# Task objective
Going line by line through the records below, count those with the word "Sequences" and give only the count.

-------- Data for this task --------

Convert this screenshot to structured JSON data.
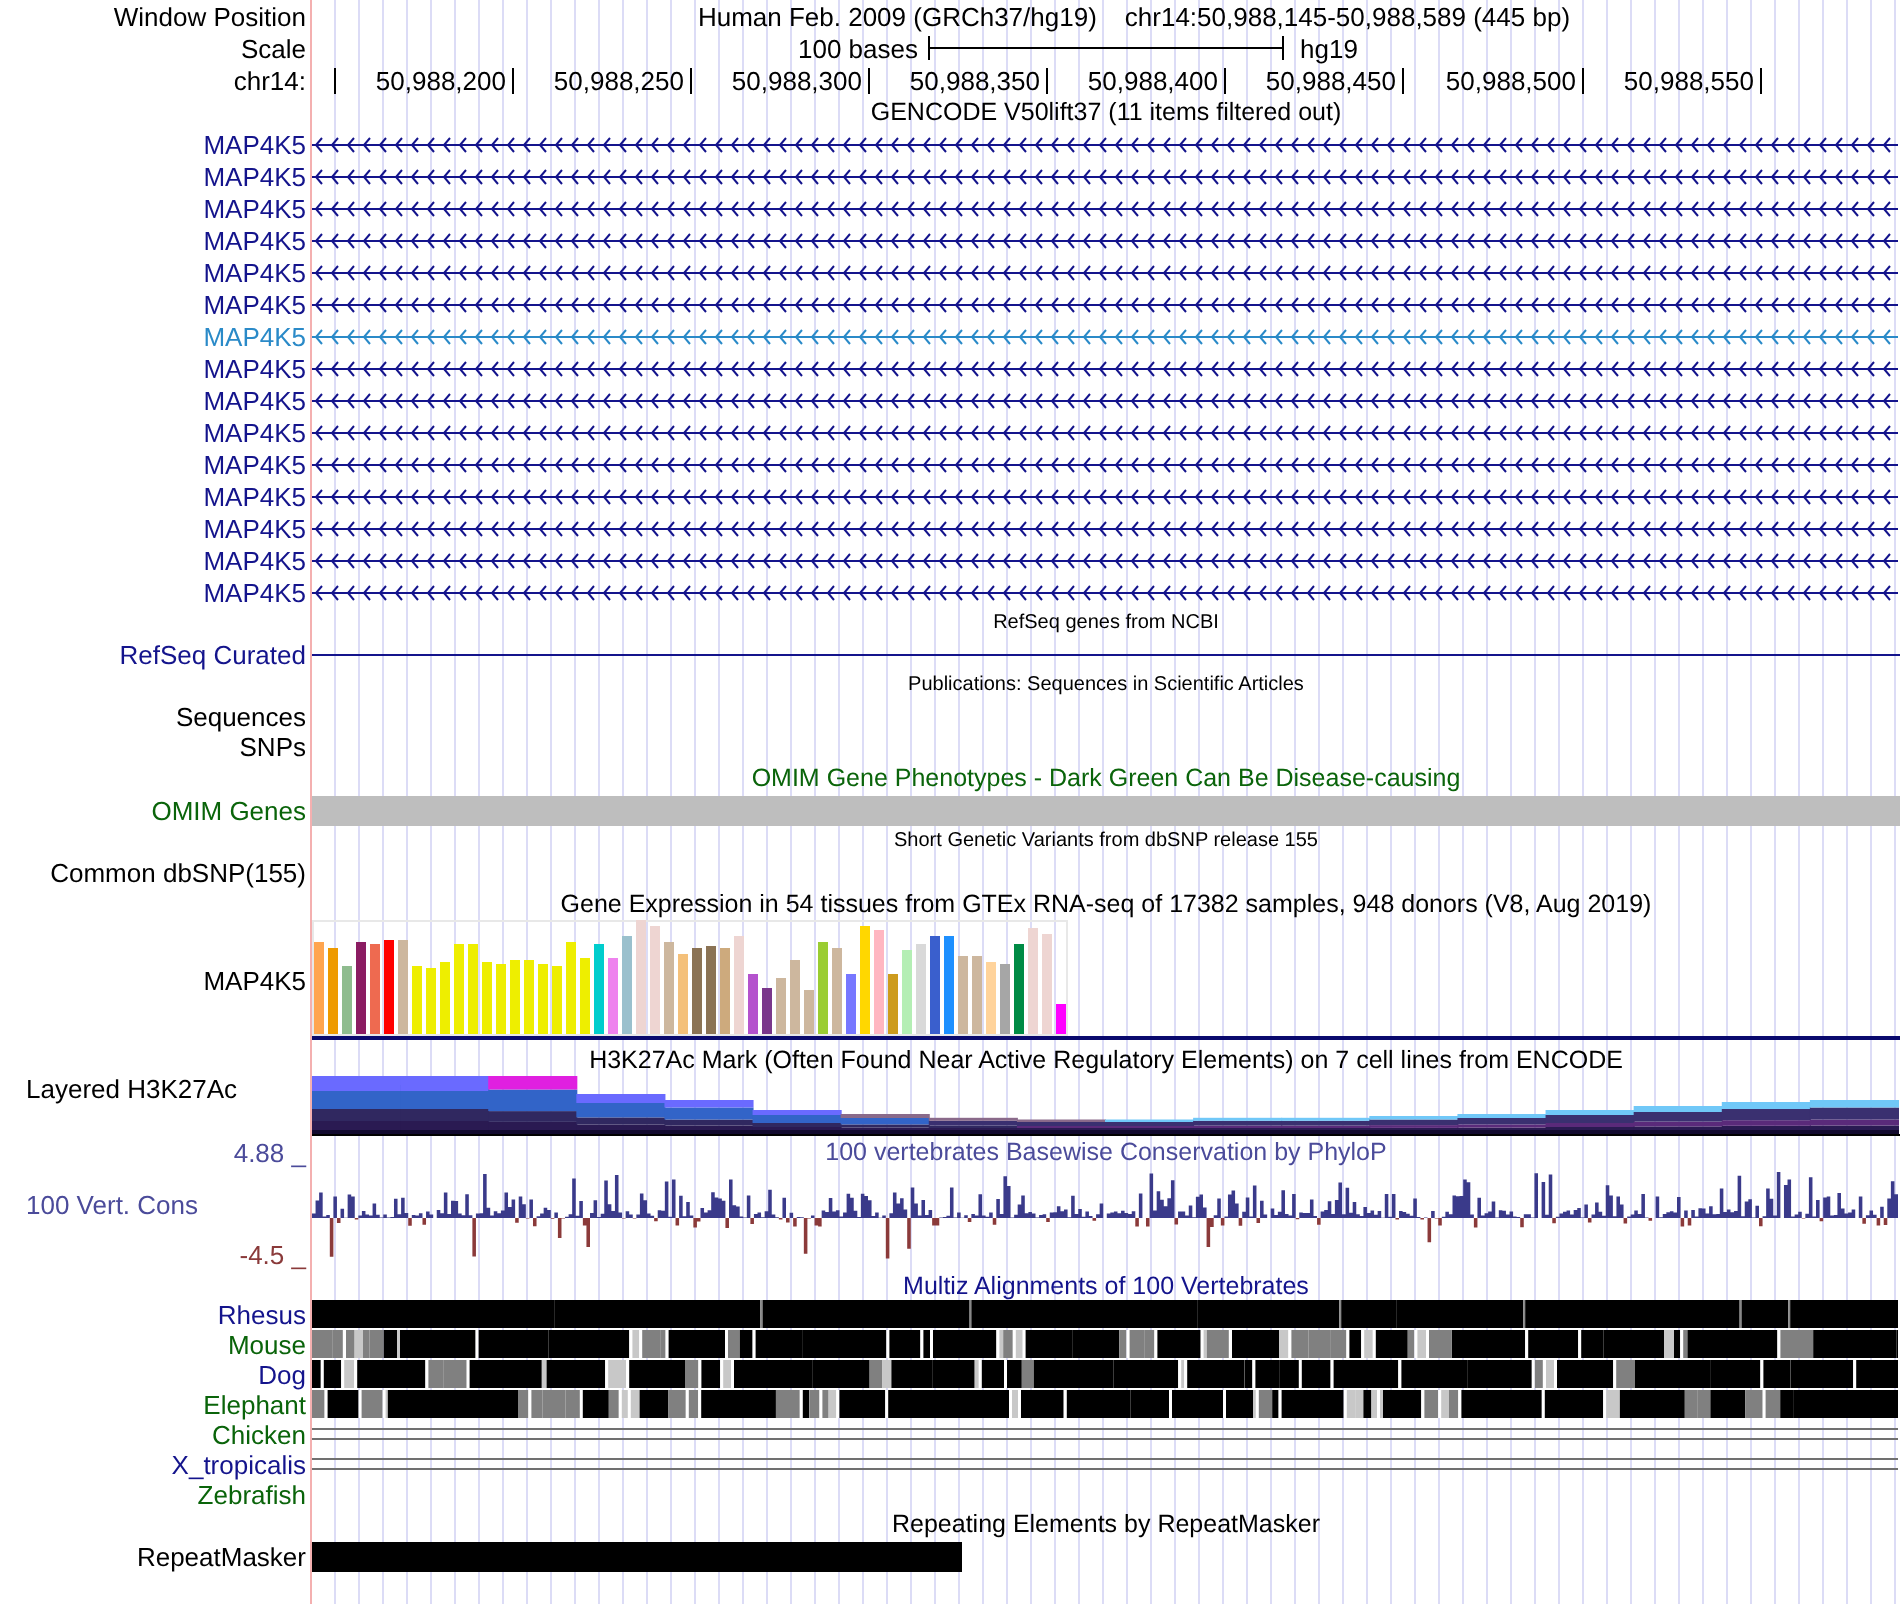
{
  "header": {
    "window_position_label": "Window Position",
    "assembly": "Human Feb. 2009 (GRCh37/hg19)",
    "position": "chr14:50,988,145-50,988,589 (445 bp)",
    "scale_label": "Scale",
    "scale_text": "100 bases",
    "scale_assembly": "hg19",
    "chrom_label": "chr14:",
    "ruler_labels": [
      "50,988,200",
      "50,988,250",
      "50,988,300",
      "50,988,350",
      "50,988,400",
      "50,988,450",
      "50,988,500",
      "50,988,550"
    ]
  },
  "tracks": [
    {
      "kind": "genes",
      "title": "GENCODE V50lift37 (11 items filtered out)",
      "color": "#14148c",
      "items": [
        {
          "label": "MAP4K5",
          "selected": false
        },
        {
          "label": "MAP4K5",
          "selected": false
        },
        {
          "label": "MAP4K5",
          "selected": false
        },
        {
          "label": "MAP4K5",
          "selected": false
        },
        {
          "label": "MAP4K5",
          "selected": false
        },
        {
          "label": "MAP4K5",
          "selected": false
        },
        {
          "label": "MAP4K5",
          "selected": true
        },
        {
          "label": "MAP4K5",
          "selected": false
        },
        {
          "label": "MAP4K5",
          "selected": false
        },
        {
          "label": "MAP4K5",
          "selected": false
        },
        {
          "label": "MAP4K5",
          "selected": false
        },
        {
          "label": "MAP4K5",
          "selected": false
        },
        {
          "label": "MAP4K5",
          "selected": false
        },
        {
          "label": "MAP4K5",
          "selected": false
        },
        {
          "label": "MAP4K5",
          "selected": false
        }
      ]
    },
    {
      "kind": "line",
      "title": "RefSeq genes from NCBI",
      "label": "RefSeq Curated",
      "color": "#14148c"
    },
    {
      "kind": "empty",
      "title": "Publications: Sequences in Scientific Articles",
      "labels": [
        "Sequences",
        "SNPs"
      ],
      "color": "#000000"
    },
    {
      "kind": "bar",
      "title": "OMIM Gene Phenotypes - Dark Green Can Be Disease-causing",
      "label": "OMIM Genes",
      "color": "#0a640a"
    },
    {
      "kind": "empty",
      "title": "Short Genetic Variants from dbSNP release 155",
      "labels": [
        "Common dbSNP(155)"
      ],
      "color": "#000000"
    },
    {
      "kind": "expression",
      "title": "Gene Expression in 54 tissues from GTEx RNA-seq of 17382 samples, 948 donors (V8, Aug 2019)",
      "label": "MAP4K5",
      "color": "#000000"
    },
    {
      "kind": "layered",
      "title": "H3K27Ac Mark (Often Found Near Active Regulatory Elements) on 7 cell lines from ENCODE",
      "label": "Layered H3K27Ac",
      "color": "#000000"
    },
    {
      "kind": "conservation",
      "title": "100 vertebrates Basewise Conservation by PhyloP",
      "label": "100 Vert. Cons",
      "y_max": "4.88 _",
      "y_min": "-4.5 _",
      "color": "#4b4b9a"
    },
    {
      "kind": "multiz",
      "title": "Multiz Alignments of 100 Vertebrates",
      "color": "#14148c",
      "species": [
        {
          "name": "Rhesus",
          "kind": "blocks",
          "color": "#14148c"
        },
        {
          "name": "Mouse",
          "kind": "blocks",
          "color": "#0a640a"
        },
        {
          "name": "Dog",
          "kind": "blocks",
          "color": "#14148c"
        },
        {
          "name": "Elephant",
          "kind": "blocks",
          "color": "#0a640a"
        },
        {
          "name": "Chicken",
          "kind": "lines",
          "color": "#0a640a"
        },
        {
          "name": "X_tropicalis",
          "kind": "lines",
          "color": "#14148c"
        },
        {
          "name": "Zebrafish",
          "kind": "none",
          "color": "#0a640a"
        }
      ]
    },
    {
      "kind": "repeat",
      "title": "Repeating Elements by RepeatMasker",
      "label": "RepeatMasker",
      "color": "#000000"
    }
  ]
}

--------

# Task response
2